**** Task inputs ****

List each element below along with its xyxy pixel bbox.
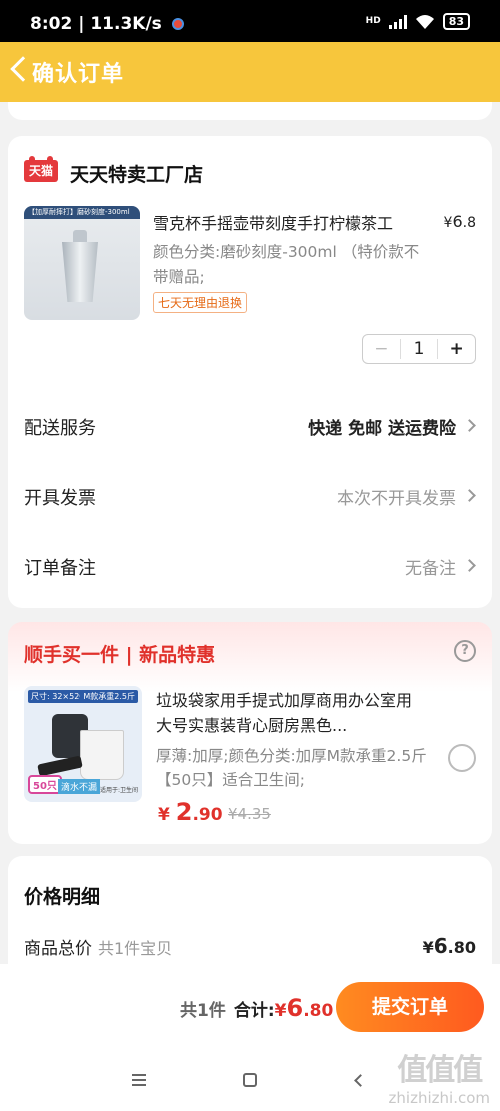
price-decimal: .80	[303, 1001, 334, 1021]
network-speed: 11.3K/s	[90, 14, 162, 34]
quantity-stepper: − 1 +	[362, 334, 476, 364]
help-icon[interactable]: ?	[454, 640, 476, 662]
use-badge: 适用于:卫生间	[99, 787, 138, 794]
tmall-logo-icon: 天猫	[24, 156, 58, 182]
price-detail-title: 价格明细	[24, 886, 101, 908]
currency-symbol: ¥	[422, 938, 434, 957]
recommend-product-title[interactable]: 垃圾袋家用手提式加厚商用办公室用大号实惠装背心厨房黑色...	[156, 688, 426, 738]
delivery-service-row[interactable]: 配送服务 快递 免邮 送运费险	[24, 410, 476, 440]
price-decimal: .80	[447, 938, 476, 957]
recommend-product-spec: 厚薄:加厚;颜色分类:加厚M款承重2.5斤【50只】适合卫生间;	[156, 747, 427, 789]
status-time-speed: 8:02 | 11.3K/s	[30, 14, 184, 34]
product-image[interactable]: 【加厚耐摔打】磨砂刻度-300ml	[24, 206, 140, 320]
recommend-card: 顺手买一件 | 新品特惠 ? 尺寸: 32×52CM M款承重2.5斤 50只 …	[8, 622, 492, 844]
product-title[interactable]: 雪克杯手摇壶带刻度手打柠檬茶工	[153, 210, 438, 234]
sum-label: 合计:	[233, 1001, 275, 1021]
recent-apps-icon[interactable]	[132, 1074, 146, 1086]
item-count: 共1件	[180, 1001, 226, 1021]
price-integer: 6	[452, 212, 463, 231]
chevron-right-icon	[463, 419, 476, 432]
recommend-title: 顺手买一件 | 新品特惠	[24, 644, 216, 666]
price-integer: 6	[286, 994, 304, 1022]
shop-name[interactable]: 天天特卖工厂店	[70, 160, 203, 187]
order-summary: 共1件 合计:¥6.80	[180, 994, 333, 1022]
price-decimal: .8	[462, 215, 476, 231]
signal-icon	[388, 14, 407, 29]
submit-order-button[interactable]: 提交订单	[336, 982, 484, 1032]
home-icon[interactable]	[243, 1073, 257, 1087]
invoice-value: 本次不开具发票	[337, 489, 456, 509]
leak-badge: 滴水不漏	[58, 779, 101, 794]
price-integer: 6	[433, 934, 448, 958]
goods-total-row: 商品总价 共1件宝贝 ¥6.80	[24, 934, 476, 959]
recommend-product-image[interactable]: 尺寸: 32×52CM M款承重2.5斤 50只 滴水不漏 适用于:卫生间	[24, 686, 142, 802]
chevron-right-icon	[463, 489, 476, 502]
status-bar: 8:02 | 11.3K/s HD 83	[0, 0, 500, 42]
price-decimal: .90	[192, 805, 223, 825]
increase-quantity-button[interactable]: +	[437, 339, 475, 359]
currency-symbol: ¥	[274, 1001, 287, 1021]
trash-bin-shape	[80, 730, 124, 780]
quantity-value[interactable]: 1	[401, 339, 438, 359]
invoice-row[interactable]: 开具发票 本次不开具发票	[24, 480, 476, 510]
select-recommend-radio[interactable]	[448, 744, 476, 772]
invoice-label: 开具发票	[24, 488, 96, 509]
recommend-old-price: ¥4.35	[228, 805, 271, 823]
sum-amount: ¥6.80	[274, 994, 334, 1022]
delivery-label: 配送服务	[24, 418, 96, 439]
shaker-body-shape	[62, 242, 98, 302]
wifi-icon	[415, 14, 434, 29]
goods-total-count: 共1件宝贝	[98, 939, 173, 958]
currency-symbol: ¥	[158, 805, 170, 825]
clock: 8:02	[30, 14, 73, 34]
decrease-quantity-button[interactable]: −	[363, 339, 401, 359]
goods-total-price: ¥6.80	[423, 934, 476, 958]
page-title: 确认订单	[32, 62, 125, 87]
order-card: 天猫 天天特卖工厂店 【加厚耐摔打】磨砂刻度-300ml 雪克杯手摇壶带刻度手打…	[8, 136, 492, 608]
watermark-url: zhizhizhi.com	[388, 1089, 490, 1107]
product-spec: 颜色分类:磨砂刻度-300ml （特价款不带赠品;	[153, 243, 420, 286]
checkout-bar: 共1件 合计:¥6.80 提交订单	[0, 964, 500, 1054]
shaker-cap-shape	[73, 230, 87, 242]
app-notification-icon	[171, 18, 184, 30]
delivery-value: 快递 免邮 送运费险	[308, 419, 456, 439]
order-remark-row[interactable]: 订单备注 无备注	[24, 550, 476, 580]
return-policy-badge: 七天无理由退换	[153, 292, 248, 313]
bag-roll-shape	[37, 755, 83, 777]
battery-icon: 83	[442, 13, 470, 30]
remark-label: 订单备注	[24, 558, 96, 579]
address-card-edge	[8, 102, 492, 120]
count-badge: 50只	[28, 775, 62, 794]
system-back-icon[interactable]	[354, 1074, 367, 1087]
product-price: ¥6.8	[444, 212, 476, 231]
watermark-logo: 值值值	[397, 1053, 483, 1088]
remark-value: 无备注	[405, 559, 456, 579]
load-label: M款承重2.5斤	[80, 690, 138, 703]
watermark: 值值值 zhizhizhi.com	[389, 1045, 490, 1107]
status-icons: HD 83	[366, 13, 470, 30]
hd-icon: HD	[365, 16, 381, 26]
product-image-band: 【加厚耐摔打】磨砂刻度-300ml	[24, 206, 140, 219]
recommend-price: ¥ 2.90	[158, 798, 223, 826]
chevron-right-icon	[463, 559, 476, 572]
page-header: 确认订单	[0, 42, 500, 102]
price-integer: 2	[175, 798, 193, 826]
goods-total-label: 商品总价	[24, 939, 92, 959]
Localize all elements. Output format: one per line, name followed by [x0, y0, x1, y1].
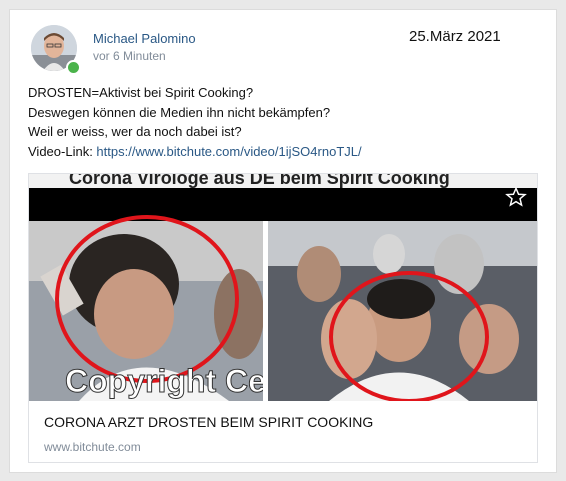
post-text: DROSTEN=Aktivist bei Spirit Cooking? Des…: [28, 83, 538, 161]
preview-title[interactable]: CORONA ARZT DROSTEN BEIM SPIRIT COOKING: [44, 414, 373, 430]
post-card: Michael Palomino vor 6 Minuten 25.März 2…: [9, 9, 557, 473]
post-text-line: DROSTEN=Aktivist bei Spirit Cooking?: [28, 85, 254, 100]
star-icon[interactable]: [505, 186, 527, 208]
link-preview[interactable]: Corona Virologe aus DE beim Spirit Cooki…: [28, 173, 538, 463]
video-link-line: Video-Link: https://www.bitchute.com/vid…: [28, 142, 538, 162]
post-text-line: Weil er weiss, wer da noch dabei ist?: [28, 124, 242, 139]
video-link-label: Video-Link:: [28, 143, 97, 159]
preview-domain: www.bitchute.com: [44, 440, 141, 454]
author-name[interactable]: Michael Palomino: [93, 31, 196, 46]
online-indicator: [66, 60, 81, 75]
thumbnail-banner-text: Corona Virologe aus DE beim Spirit Cooki…: [69, 174, 450, 188]
video-link[interactable]: https://www.bitchute.com/video/1ijSO4rno…: [96, 144, 361, 159]
post-date: 25.März 2021: [409, 28, 501, 45]
post-text-line: Deswegen können die Medien ihn nicht bek…: [28, 104, 331, 120]
post-time[interactable]: vor 6 Minuten: [93, 49, 166, 63]
video-thumbnail[interactable]: Corona Virologe aus DE beim Spirit Cooki…: [29, 174, 537, 401]
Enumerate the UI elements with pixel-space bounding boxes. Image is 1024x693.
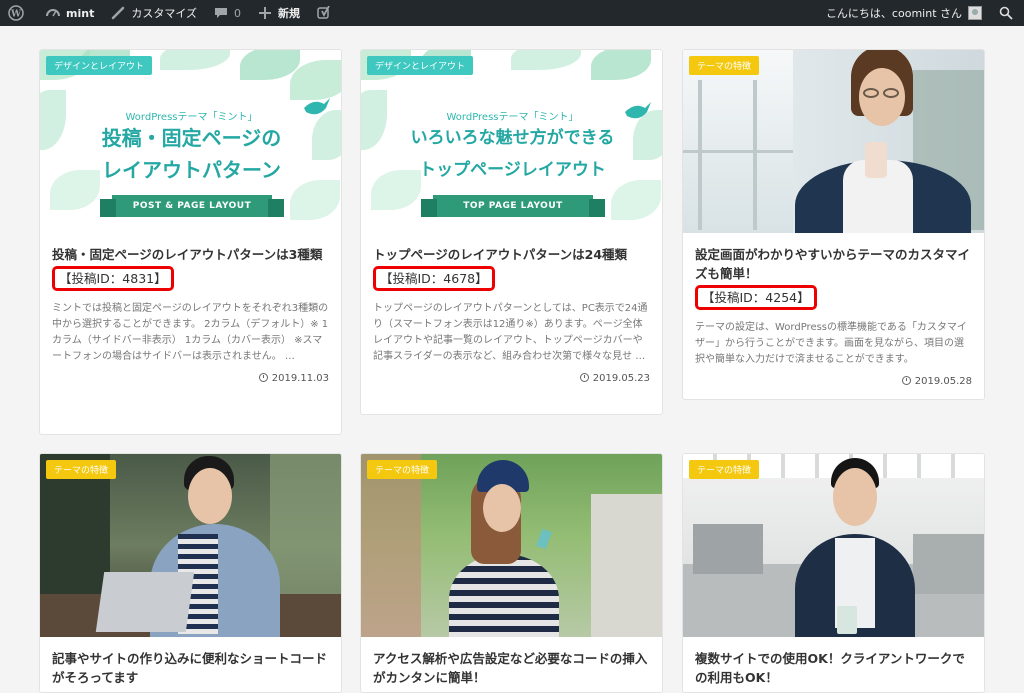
post-excerpt: ミントでは投稿と固定ページのレイアウトをそれぞれ3種類の中から選択することができ… bbox=[52, 303, 329, 362]
photo-thumbnail bbox=[683, 50, 984, 233]
post-card-6[interactable]: テーマの特徴 複数サイトでの使用OK！クライアントワークでの利用もOK！ bbox=[682, 453, 985, 693]
new-label: 新規 bbox=[278, 7, 300, 20]
photo-thumbnail bbox=[361, 454, 662, 637]
post-date: 2019.05.28 bbox=[683, 368, 984, 397]
post-title[interactable]: 記事やサイトの作り込みに便利なショートコードがそろってます bbox=[52, 649, 329, 687]
wordpress-icon: W bbox=[8, 5, 24, 21]
my-account-menu[interactable]: こんにちは、coomint さん bbox=[818, 0, 990, 26]
yoast-icon bbox=[316, 5, 332, 21]
post-thumbnail[interactable]: テーマの特徴 bbox=[361, 454, 662, 637]
thumb-subtitle: WordPressテーマ「ミント」 bbox=[446, 112, 579, 123]
post-thumbnail[interactable]: テーマの特徴 bbox=[40, 454, 341, 637]
post-id-highlight: 【投稿ID：4831】 bbox=[52, 266, 174, 291]
post-thumbnail[interactable]: テーマの特徴 bbox=[683, 454, 984, 637]
category-badge[interactable]: テーマの特徴 bbox=[689, 56, 760, 75]
post-title[interactable]: 複数サイトでの使用OK！クライアントワークでの利用もOK！ bbox=[695, 649, 972, 687]
post-title[interactable]: 設定画面がわかりやすいからテーマのカスタマイズも簡単！ bbox=[695, 245, 972, 283]
post-card-2[interactable]: WordPressテーマ「ミント」 いろいろな魅せ方ができる トップページレイアウ… bbox=[360, 49, 663, 415]
thumb-title: いろいろな魅せ方ができる トップページレイアウト bbox=[410, 128, 615, 180]
thumb-subtitle: WordPressテーマ「ミント」 bbox=[125, 112, 258, 123]
post-card-4[interactable]: テーマの特徴 記事やサイトの作り込みに便利なショートコードがそろってます bbox=[39, 453, 342, 693]
thumb-title: 投稿・固定ページの レイアウトパターン bbox=[101, 126, 282, 182]
wordpress-logo-menu[interactable]: W bbox=[0, 0, 37, 26]
illustrated-thumbnail: WordPressテーマ「ミント」 投稿・固定ページの レイアウトパターン POS… bbox=[40, 50, 341, 233]
post-thumbnail[interactable]: テーマの特徴 bbox=[683, 50, 984, 233]
customize-link[interactable]: カスタマイズ bbox=[102, 0, 205, 26]
category-badge[interactable]: デザインとレイアウト bbox=[46, 56, 153, 75]
site-name: mint bbox=[66, 6, 95, 20]
customize-label: カスタマイズ bbox=[131, 7, 197, 20]
avatar bbox=[968, 6, 982, 20]
brush-icon bbox=[110, 5, 126, 21]
illustrated-thumbnail: WordPressテーマ「ミント」 いろいろな魅せ方ができる トップページレイアウ… bbox=[361, 50, 662, 233]
clock-icon bbox=[258, 373, 268, 382]
category-badge[interactable]: デザインとレイアウト bbox=[367, 56, 474, 75]
post-card-5[interactable]: テーマの特徴 アクセス解析や広告設定など必要なコードの挿入がカンタンに簡単！ bbox=[360, 453, 663, 693]
svg-text:W: W bbox=[10, 10, 22, 20]
post-card-1[interactable]: WordPressテーマ「ミント」 投稿・固定ページの レイアウトパターン POS… bbox=[39, 49, 342, 435]
post-title[interactable]: アクセス解析や広告設定など必要なコードの挿入がカンタンに簡単！ bbox=[373, 649, 650, 687]
search-toggle[interactable] bbox=[990, 0, 1024, 26]
photo-thumbnail bbox=[683, 454, 984, 637]
photo-thumbnail bbox=[40, 454, 341, 637]
plus-icon bbox=[257, 5, 273, 21]
dashboard-icon bbox=[45, 5, 61, 21]
greeting-text: こんにちは、coomint さん bbox=[825, 7, 962, 20]
post-date: 2019.05.23 bbox=[361, 365, 662, 394]
post-id-highlight: 【投稿ID：4254】 bbox=[695, 285, 817, 310]
thumb-ribbon: TOP PAGE LAYOUT bbox=[421, 195, 605, 217]
post-title[interactable]: 投稿・固定ページのレイアウトパターンは3種類 bbox=[52, 245, 329, 264]
comments-count: 0 bbox=[234, 6, 241, 20]
thumb-ribbon: POST & PAGE LAYOUT bbox=[100, 195, 284, 217]
new-content-menu[interactable]: 新規 bbox=[249, 0, 308, 26]
search-icon bbox=[998, 5, 1014, 21]
post-card-3[interactable]: テーマの特徴 設定画面がわかりやすいからテーマのカスタマイズも簡単！ 【投稿ID… bbox=[682, 49, 985, 400]
post-id-highlight: 【投稿ID：4678】 bbox=[373, 266, 495, 291]
post-thumbnail[interactable]: WordPressテーマ「ミント」 投稿・固定ページの レイアウトパターン POS… bbox=[40, 50, 341, 233]
category-badge[interactable]: テーマの特徴 bbox=[689, 460, 760, 479]
post-date: 2019.11.03 bbox=[40, 365, 341, 394]
comments-link[interactable]: 0 bbox=[205, 0, 249, 26]
clock-icon bbox=[901, 376, 911, 385]
site-name-menu[interactable]: mint bbox=[37, 0, 102, 26]
category-badge[interactable]: テーマの特徴 bbox=[46, 460, 117, 479]
admin-bar: W mint カスタマイズ 0 新規 こんにちは、coomint さん bbox=[0, 0, 1024, 26]
post-excerpt: テーマの設定は、WordPressの標準機能である「カスタマイザー」から行うこと… bbox=[695, 322, 967, 365]
yoast-seo-menu[interactable] bbox=[308, 0, 345, 26]
post-excerpt: トップページのレイアウトパターンとしては、PC表示で24通り（スマートフォン表示… bbox=[373, 303, 648, 362]
post-title[interactable]: トップページのレイアウトパターンは24種類 bbox=[373, 245, 650, 264]
clock-icon bbox=[579, 373, 589, 382]
post-thumbnail[interactable]: WordPressテーマ「ミント」 いろいろな魅せ方ができる トップページレイアウ… bbox=[361, 50, 662, 233]
comment-bubble-icon bbox=[213, 5, 229, 21]
category-badge[interactable]: テーマの特徴 bbox=[367, 460, 438, 479]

****

* _What you have to do_
Write out, word for word, the lines of the material starting at the line that contains "1001, 334, 1021]" and ending at the line that contains "489, 456, 509]", including both of those lines.

* _The result_
price-decimal: .80	[303, 1001, 334, 1021]
network-speed: 11.3K/s	[90, 14, 162, 34]
quantity-stepper: − 1 +	[362, 334, 476, 364]
help-icon[interactable]: ?	[454, 640, 476, 662]
use-badge: 适用于:卫生间	[99, 787, 138, 794]
tmall-logo-icon: 天猫	[24, 156, 58, 182]
price-detail-title: 价格明细	[24, 886, 101, 908]
currency-symbol: ¥	[422, 938, 434, 957]
recommend-product-title[interactable]: 垃圾袋家用手提式加厚商用办公室用大号实惠装背心厨房黑色...	[156, 688, 426, 738]
delivery-service-row[interactable]: 配送服务 快递 免邮 送运费险	[24, 410, 476, 440]
price-decimal: .80	[447, 938, 476, 957]
recommend-product-spec: 厚薄:加厚;颜色分类:加厚M款承重2.5斤【50只】适合卫生间;	[156, 747, 427, 789]
status-time-speed: 8:02 | 11.3K/s	[30, 14, 184, 34]
product-image[interactable]: 【加厚耐摔打】磨砂刻度-300ml	[24, 206, 140, 320]
recommend-card: 顺手买一件 | 新品特惠 ? 尺寸: 32×52CM M款承重2.5斤 50只 …	[8, 622, 492, 844]
product-title[interactable]: 雪克杯手摇壶带刻度手打柠檬茶工	[153, 210, 438, 234]
sum-label: 合计:	[233, 1001, 275, 1021]
recent-apps-icon[interactable]	[132, 1074, 146, 1086]
item-count: 共1件	[180, 1001, 226, 1021]
price-integer: 6	[452, 212, 463, 231]
chevron-right-icon	[463, 419, 476, 432]
recommend-title: 顺手买一件 | 新品特惠	[24, 644, 216, 666]
price-integer: 6	[286, 994, 304, 1022]
shop-name[interactable]: 天天特卖工厂店	[70, 160, 203, 187]
order-summary: 共1件 合计:¥6.80	[180, 994, 333, 1022]
price-decimal: .8	[462, 215, 476, 231]
signal-icon	[388, 14, 407, 29]
submit-order-button[interactable]: 提交订单	[336, 982, 484, 1032]
home-icon[interactable]	[243, 1073, 257, 1087]
invoice-value: 本次不开具发票	[337, 489, 456, 509]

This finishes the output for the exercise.